# [GOAL OF THE EXERCISE]
Locate the lines that hold the string "change". Copy every such line.

[Records from a collection]

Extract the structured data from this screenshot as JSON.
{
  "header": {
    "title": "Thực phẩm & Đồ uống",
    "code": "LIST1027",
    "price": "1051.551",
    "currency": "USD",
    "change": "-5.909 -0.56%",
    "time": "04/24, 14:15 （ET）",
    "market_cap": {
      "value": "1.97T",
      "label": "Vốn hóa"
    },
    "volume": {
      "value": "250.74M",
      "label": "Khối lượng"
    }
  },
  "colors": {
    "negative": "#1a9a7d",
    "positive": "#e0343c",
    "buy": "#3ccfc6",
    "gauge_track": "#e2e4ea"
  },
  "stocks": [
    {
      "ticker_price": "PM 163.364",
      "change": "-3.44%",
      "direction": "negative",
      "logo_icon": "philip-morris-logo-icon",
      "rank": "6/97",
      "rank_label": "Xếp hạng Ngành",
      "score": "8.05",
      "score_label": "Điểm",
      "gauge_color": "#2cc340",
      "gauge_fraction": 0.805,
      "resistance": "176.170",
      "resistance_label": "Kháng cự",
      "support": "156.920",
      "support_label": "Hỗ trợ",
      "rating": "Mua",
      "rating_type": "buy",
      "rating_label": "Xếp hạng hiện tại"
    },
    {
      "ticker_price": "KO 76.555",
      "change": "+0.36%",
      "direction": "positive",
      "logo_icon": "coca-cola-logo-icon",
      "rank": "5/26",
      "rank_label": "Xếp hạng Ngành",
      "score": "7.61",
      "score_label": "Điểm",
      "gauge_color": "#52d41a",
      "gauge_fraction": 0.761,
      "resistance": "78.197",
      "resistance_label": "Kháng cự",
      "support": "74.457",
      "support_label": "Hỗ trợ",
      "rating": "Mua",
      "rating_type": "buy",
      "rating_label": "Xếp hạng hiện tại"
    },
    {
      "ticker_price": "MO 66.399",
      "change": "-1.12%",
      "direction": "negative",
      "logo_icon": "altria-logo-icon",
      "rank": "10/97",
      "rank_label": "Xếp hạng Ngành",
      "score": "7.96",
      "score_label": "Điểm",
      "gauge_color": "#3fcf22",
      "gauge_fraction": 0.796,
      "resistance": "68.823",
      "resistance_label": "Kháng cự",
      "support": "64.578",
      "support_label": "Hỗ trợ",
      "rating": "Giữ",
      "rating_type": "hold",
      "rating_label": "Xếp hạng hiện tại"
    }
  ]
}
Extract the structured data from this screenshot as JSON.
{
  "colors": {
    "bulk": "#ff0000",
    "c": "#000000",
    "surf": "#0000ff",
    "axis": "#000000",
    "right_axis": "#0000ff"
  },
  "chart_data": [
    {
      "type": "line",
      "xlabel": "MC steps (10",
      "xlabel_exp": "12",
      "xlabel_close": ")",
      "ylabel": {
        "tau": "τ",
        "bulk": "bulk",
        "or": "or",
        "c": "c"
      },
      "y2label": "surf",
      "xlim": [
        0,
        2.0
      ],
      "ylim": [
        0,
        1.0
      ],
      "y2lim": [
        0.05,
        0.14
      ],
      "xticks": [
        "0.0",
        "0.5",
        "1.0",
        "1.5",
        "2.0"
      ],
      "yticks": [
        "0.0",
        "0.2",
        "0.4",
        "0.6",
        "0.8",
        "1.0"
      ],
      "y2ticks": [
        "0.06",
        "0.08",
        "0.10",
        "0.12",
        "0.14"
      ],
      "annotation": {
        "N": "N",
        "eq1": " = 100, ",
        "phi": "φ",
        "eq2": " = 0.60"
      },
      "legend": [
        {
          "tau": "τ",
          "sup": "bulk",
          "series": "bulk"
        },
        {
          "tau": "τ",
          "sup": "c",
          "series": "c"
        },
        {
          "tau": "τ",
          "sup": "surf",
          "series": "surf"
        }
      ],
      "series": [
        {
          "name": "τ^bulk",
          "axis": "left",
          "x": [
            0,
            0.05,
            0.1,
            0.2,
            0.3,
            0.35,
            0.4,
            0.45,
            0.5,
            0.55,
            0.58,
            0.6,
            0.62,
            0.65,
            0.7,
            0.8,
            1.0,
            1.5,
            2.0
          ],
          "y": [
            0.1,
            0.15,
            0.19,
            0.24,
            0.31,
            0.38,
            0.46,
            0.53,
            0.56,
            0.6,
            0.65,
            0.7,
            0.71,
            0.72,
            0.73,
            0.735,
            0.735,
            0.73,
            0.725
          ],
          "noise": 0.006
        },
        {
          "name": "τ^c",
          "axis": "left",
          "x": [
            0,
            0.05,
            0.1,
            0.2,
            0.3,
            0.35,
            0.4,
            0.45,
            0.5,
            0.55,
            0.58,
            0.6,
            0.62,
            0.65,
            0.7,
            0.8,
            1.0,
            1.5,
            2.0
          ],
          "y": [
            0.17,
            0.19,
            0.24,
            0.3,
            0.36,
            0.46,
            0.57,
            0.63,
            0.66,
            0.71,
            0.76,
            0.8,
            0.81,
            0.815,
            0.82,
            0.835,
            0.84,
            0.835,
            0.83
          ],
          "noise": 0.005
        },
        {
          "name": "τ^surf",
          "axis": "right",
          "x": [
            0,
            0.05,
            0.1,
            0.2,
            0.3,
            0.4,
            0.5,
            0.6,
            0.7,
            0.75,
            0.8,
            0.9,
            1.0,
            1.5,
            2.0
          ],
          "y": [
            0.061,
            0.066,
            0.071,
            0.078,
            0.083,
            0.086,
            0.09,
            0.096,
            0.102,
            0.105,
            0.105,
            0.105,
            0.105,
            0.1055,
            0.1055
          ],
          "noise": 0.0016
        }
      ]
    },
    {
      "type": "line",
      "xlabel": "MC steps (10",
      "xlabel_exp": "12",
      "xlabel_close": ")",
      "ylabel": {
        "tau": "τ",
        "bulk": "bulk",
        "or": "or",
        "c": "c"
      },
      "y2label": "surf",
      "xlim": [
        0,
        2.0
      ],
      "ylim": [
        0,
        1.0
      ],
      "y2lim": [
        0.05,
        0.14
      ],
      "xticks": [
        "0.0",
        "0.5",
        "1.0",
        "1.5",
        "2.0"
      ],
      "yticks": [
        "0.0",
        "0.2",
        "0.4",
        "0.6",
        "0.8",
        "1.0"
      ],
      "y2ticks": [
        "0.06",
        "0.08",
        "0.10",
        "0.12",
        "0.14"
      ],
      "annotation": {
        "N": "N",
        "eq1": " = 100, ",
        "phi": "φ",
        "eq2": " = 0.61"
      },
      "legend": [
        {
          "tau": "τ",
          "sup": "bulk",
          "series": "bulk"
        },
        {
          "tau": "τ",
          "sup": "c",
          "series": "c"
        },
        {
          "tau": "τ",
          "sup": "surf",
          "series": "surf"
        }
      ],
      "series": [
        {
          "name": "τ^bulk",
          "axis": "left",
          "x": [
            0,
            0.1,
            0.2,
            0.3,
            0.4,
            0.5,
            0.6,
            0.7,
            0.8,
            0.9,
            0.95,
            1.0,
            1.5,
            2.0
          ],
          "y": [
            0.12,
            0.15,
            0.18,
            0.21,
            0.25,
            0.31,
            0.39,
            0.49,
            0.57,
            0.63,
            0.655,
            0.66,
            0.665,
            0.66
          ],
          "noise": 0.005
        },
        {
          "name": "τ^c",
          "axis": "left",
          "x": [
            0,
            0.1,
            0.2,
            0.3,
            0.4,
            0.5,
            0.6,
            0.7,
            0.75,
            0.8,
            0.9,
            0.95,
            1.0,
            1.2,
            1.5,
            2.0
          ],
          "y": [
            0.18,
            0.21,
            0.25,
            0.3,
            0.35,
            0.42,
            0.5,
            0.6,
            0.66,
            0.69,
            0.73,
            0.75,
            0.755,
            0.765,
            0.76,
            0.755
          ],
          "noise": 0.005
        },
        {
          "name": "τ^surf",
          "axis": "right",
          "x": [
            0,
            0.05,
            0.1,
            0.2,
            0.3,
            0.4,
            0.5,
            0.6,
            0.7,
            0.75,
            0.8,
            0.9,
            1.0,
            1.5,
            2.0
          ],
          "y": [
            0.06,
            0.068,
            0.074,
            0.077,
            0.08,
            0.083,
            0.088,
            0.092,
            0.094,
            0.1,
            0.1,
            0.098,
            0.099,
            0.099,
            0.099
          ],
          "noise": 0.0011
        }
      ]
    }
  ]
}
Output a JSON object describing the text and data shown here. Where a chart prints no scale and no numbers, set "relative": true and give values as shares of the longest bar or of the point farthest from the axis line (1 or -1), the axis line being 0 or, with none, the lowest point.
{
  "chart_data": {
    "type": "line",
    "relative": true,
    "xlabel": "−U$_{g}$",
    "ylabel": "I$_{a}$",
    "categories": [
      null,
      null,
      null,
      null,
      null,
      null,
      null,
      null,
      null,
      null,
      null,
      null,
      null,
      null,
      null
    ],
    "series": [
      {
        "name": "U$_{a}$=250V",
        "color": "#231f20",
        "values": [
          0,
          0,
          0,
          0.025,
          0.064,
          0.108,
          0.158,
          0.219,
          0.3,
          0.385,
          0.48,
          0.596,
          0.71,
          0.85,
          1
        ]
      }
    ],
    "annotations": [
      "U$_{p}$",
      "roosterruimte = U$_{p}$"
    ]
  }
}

# [TASK RESULT]
    "change": "-5.909 -0.56%",
      "change": "-3.44%",
      "change": "+0.36%",
      "change": "-1.12%",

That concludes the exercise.